TASK SET:
(1) Retype the text about Fabé Dia word for word, between "Italian sprinter" and "runner Andrea Longo.", inclusive.
(2) Using the text about Fabé Dia below, answer each question on its own line:
(a) In what town and country was she born?
(b) In what event did she win silver at Ghent in 2000?
(c) On what date did she become an Italian citizen?
(3) Turn the paragraph of the Fabé Dia text that begins "She became an Italian citizen" into a short list that keeps its main facts.

EXTRACT:

Fabé Dia

Personal information
- Nationality: Italian
- Born: 14 February 1977 (age 49) Creil, France

Sport
- Sport: Athletics
- Event: Sprinting

Medal record
European Indoor Championships
| Silver medal – second place | 2000 Ghent | 4 × 400 m relay |
Mediterranean Games
| Gold medal – first place | 1997 Bari | 400 m |
Mediterranean Games
| Silver medal – second place | 2001 Radès | 200 metres |
| Bronze medal – third place | 2005 Almería | 200 metres |

= Fabé Dia =

Italian sprinter

Amy Fabé Dia Longo (born 14 February 1977) is a French-Italian sprint athlete who specializes in the 200 metres.

She became an Italian citizen on 12 May 2009 through her marriage to Italian middle-distance runner Andrea Longo.

SUPPLIED MATERIAL:
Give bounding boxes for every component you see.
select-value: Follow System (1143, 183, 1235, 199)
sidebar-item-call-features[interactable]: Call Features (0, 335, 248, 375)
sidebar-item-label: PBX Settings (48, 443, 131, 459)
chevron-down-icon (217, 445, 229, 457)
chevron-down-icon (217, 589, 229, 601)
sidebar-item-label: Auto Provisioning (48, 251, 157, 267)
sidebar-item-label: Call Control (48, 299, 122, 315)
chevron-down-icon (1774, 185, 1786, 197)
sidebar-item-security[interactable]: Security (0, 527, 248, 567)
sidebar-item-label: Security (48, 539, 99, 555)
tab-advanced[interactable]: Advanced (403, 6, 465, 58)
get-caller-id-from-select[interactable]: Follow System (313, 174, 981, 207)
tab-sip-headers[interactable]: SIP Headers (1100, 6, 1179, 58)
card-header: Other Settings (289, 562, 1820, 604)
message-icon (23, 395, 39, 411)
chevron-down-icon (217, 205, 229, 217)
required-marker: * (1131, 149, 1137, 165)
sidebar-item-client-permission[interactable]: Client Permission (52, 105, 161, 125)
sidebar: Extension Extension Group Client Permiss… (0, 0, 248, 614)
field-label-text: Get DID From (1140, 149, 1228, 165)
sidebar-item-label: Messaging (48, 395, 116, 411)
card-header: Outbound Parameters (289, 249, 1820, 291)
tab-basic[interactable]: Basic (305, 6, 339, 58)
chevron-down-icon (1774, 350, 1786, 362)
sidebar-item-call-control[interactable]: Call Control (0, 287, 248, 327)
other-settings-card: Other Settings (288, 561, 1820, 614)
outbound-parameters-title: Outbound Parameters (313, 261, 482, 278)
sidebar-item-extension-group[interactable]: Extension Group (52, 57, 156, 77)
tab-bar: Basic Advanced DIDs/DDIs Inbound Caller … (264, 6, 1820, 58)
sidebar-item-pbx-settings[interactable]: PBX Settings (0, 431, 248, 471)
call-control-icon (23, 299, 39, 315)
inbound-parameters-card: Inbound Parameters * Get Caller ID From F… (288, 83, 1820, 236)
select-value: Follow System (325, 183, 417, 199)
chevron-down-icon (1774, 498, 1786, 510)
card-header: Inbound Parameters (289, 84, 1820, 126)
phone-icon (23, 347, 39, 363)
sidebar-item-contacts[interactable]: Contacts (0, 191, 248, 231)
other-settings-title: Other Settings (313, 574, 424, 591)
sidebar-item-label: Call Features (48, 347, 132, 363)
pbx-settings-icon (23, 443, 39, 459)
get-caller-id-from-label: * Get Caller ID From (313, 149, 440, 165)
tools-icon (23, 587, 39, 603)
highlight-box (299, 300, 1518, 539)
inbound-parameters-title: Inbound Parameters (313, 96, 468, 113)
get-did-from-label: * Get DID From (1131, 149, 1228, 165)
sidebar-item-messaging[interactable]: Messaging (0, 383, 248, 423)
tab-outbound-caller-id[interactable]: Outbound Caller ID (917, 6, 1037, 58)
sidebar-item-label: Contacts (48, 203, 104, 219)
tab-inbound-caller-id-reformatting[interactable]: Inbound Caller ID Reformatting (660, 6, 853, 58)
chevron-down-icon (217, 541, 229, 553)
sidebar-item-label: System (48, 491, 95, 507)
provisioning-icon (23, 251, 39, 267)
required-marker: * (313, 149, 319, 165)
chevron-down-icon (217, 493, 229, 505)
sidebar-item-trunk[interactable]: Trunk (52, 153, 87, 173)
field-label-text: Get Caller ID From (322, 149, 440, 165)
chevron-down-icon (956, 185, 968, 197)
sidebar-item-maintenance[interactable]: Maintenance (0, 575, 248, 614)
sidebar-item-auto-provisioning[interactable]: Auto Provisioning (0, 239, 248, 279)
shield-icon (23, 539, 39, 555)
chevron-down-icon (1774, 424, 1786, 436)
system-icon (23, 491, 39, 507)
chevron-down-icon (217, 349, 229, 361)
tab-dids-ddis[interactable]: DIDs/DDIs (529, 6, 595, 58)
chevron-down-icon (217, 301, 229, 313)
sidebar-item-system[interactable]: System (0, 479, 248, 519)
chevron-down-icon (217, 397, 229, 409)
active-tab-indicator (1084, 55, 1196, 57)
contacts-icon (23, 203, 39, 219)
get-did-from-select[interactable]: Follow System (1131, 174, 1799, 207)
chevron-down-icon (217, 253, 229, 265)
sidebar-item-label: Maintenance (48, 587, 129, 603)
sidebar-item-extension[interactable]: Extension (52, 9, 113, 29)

ANSWERS BY ITEM NUMBER:
(1)
Italian sprinter

Amy Fabé Dia Longo (born 14 February 1977) is a French-Italian sprint athlete who specializes in the 200 metres.

She became an Italian citizen on 12 May 2009 through her marriage to Italian middle-distance runner Andrea Longo.

(2)
(a) Creil, France
(b) The 4 × 400 m relay
(c) 12 May 2009

(3)
- Became an Italian citizen on 12 May 2009
- Gained citizenship through marriage
- Husband: Andrea Longo, an Italian middle-distance runner